**Given records**

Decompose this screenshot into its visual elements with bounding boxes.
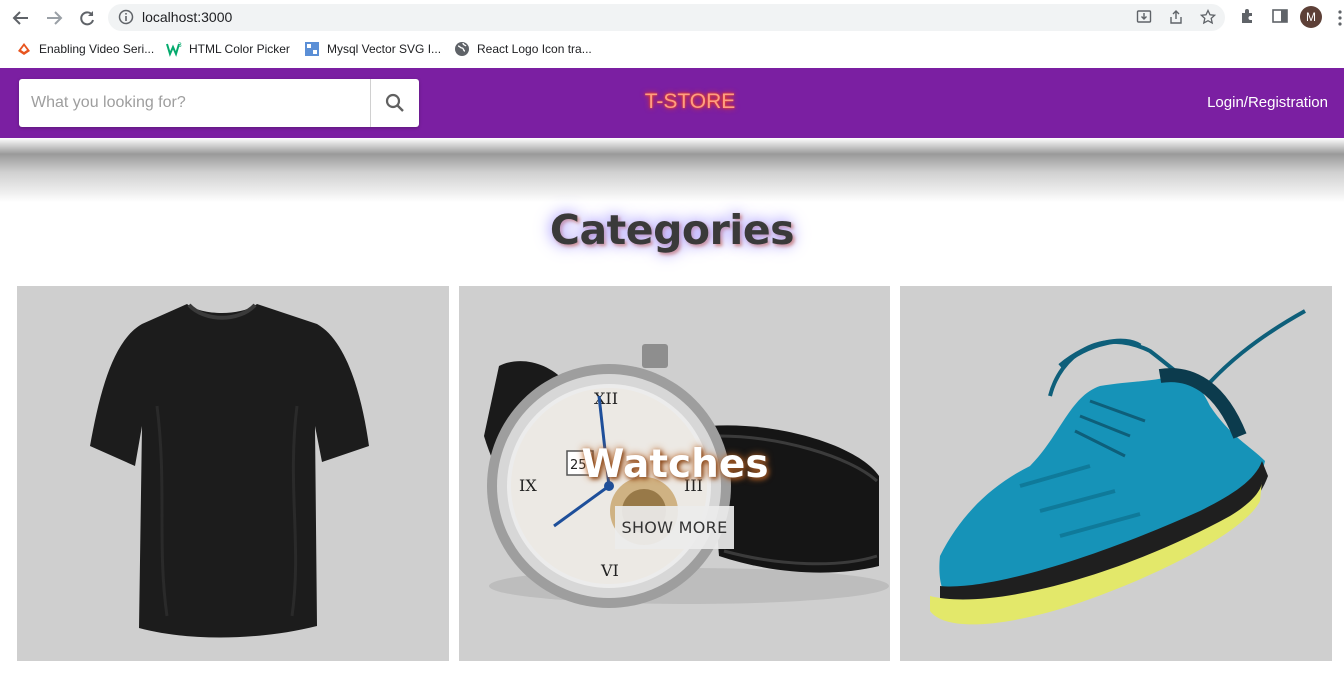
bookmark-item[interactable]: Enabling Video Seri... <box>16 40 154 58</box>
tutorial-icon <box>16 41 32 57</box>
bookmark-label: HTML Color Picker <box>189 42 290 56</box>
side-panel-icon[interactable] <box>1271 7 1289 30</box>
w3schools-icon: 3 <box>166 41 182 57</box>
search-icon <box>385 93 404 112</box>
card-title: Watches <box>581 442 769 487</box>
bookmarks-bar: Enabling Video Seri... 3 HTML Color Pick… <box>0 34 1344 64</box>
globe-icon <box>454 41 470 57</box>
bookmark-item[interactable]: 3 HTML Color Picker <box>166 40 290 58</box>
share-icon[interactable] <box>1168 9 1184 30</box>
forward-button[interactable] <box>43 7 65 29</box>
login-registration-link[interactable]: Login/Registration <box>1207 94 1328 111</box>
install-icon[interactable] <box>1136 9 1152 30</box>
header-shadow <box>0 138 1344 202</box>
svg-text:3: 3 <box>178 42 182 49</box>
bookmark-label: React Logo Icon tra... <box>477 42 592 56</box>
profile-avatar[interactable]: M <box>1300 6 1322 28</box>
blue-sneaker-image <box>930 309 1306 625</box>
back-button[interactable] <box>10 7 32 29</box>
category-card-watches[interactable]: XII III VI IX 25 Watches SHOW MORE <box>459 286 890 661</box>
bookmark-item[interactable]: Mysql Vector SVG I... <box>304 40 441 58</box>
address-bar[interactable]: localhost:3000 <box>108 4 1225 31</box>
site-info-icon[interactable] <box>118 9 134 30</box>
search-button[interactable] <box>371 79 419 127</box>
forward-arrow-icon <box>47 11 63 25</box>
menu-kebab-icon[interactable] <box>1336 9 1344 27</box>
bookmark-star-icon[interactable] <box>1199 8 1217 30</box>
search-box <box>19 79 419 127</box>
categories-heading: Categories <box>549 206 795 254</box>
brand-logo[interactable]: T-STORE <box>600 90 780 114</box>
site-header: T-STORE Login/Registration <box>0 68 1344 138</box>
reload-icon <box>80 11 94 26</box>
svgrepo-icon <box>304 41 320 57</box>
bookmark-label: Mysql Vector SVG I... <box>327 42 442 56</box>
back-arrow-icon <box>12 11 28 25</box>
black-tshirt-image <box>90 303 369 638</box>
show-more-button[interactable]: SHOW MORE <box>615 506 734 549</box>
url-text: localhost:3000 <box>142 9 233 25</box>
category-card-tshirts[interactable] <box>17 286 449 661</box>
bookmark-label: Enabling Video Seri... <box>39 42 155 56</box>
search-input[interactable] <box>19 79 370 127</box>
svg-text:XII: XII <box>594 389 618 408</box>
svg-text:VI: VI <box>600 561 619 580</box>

**Given task**
Arrange the lines of the records above as a Markdown table with the columns "Row" and "Line". Omit blank lines and pictures.

**Solution for this problem**
| Row | Line |
|---|---|
| 1 | Decompose this screenshot into its visual elements with bounding boxes. |
| 2 | bookmark-item[interactable]: Enabling Video Seri... <box>16 40 154 58</box> |
| 3 | tutorial-icon <box>16 41 32 57</box> |
| 4 | bookmark-label: HTML Color Picker <box>189 42 290 56</box> |
| 5 | side-panel-icon[interactable] <box>1271 7 1289 30</box> |
| 6 | w3schools-icon: 3 <box>166 41 182 57</box> |
| 7 | search-icon <box>385 93 404 112</box> |
| 8 | card-title: Watches <box>581 442 769 487</box> |
| 9 | bookmarks-bar: Enabling Video Seri... 3 HTML Color Pick… <box>0 34 1344 64</box> |
| 10 | globe-icon <box>454 41 470 57</box> |
| 11 | bookmark-item[interactable]: 3 HTML Color Picker <box>166 40 290 58</box> |
| 12 | share-icon[interactable] <box>1168 9 1184 30</box> |
| 13 | forward-button[interactable] <box>43 7 65 29</box> |
| 14 | login-registration-link[interactable]: Login/Registration <box>1207 94 1328 111</box> |
| 15 | install-icon[interactable] <box>1136 9 1152 30</box> |
| 16 | header-shadow <box>0 138 1344 202</box> |
| 17 | svg-text:3: 3 <box>178 42 182 49</box> |
| 18 | bookmark-label: React Logo Icon tra... <box>477 42 592 56</box> |
| 19 | profile-avatar[interactable]: M <box>1300 6 1322 28</box> |
| 20 | blue-sneaker-image <box>930 309 1306 625</box> |
| 21 | back-button[interactable] <box>10 7 32 29</box> |
| 22 | category-card-watches[interactable]: XII III VI IX 25 Watches SHOW MORE <box>459 286 890 661</box> |
| 23 | bookmark-item[interactable]: Mysql Vector SVG I... <box>304 40 441 58</box> |
| 24 | address-bar[interactable]: localhost:3000 <box>108 4 1225 31</box> |
| 25 | site-info-icon[interactable] <box>118 9 134 30</box> |
| 26 | search-button[interactable] <box>371 79 419 127</box> |
| 27 | forward-arrow-icon <box>47 11 63 25</box> |
| 28 | menu-kebab-icon[interactable] <box>1336 9 1344 27</box> |
| 29 | bookmark-star-icon[interactable] <box>1199 8 1217 30</box> |
| 30 | search-box <box>19 79 419 127</box> |
| 31 | categories-heading: Categories <box>549 206 795 254</box> |
| 32 | brand-logo[interactable]: T-STORE <box>600 90 780 114</box> |
| 33 | site-header: T-STORE Login/Registration <box>0 68 1344 138</box> |
| 34 | reload-icon <box>80 11 94 26</box> |
| 35 | svgrepo-icon <box>304 41 320 57</box> |
| 36 | bookmark-label: Mysql Vector SVG I... <box>327 42 442 56</box> |
| 37 | back-arrow-icon <box>12 11 28 25</box> |
| 38 | black-tshirt-image <box>90 303 369 638</box> |
| 39 | show-more-button[interactable]: SHOW MORE <box>615 506 734 549</box> |
| 40 | url-text: localhost:3000 <box>142 9 233 25</box> |
| 41 | category-card-tshirts[interactable] <box>17 286 449 661</box> |
| 42 | bookmark-label: Enabling Video Seri... <box>39 42 155 56</box> |
| 43 | search-input[interactable] <box>19 79 370 127</box> |
| 44 | svg-text:XII: XII <box>594 389 618 408</box> |
| 45 | svg-text:VI: VI <box>600 561 619 580</box> |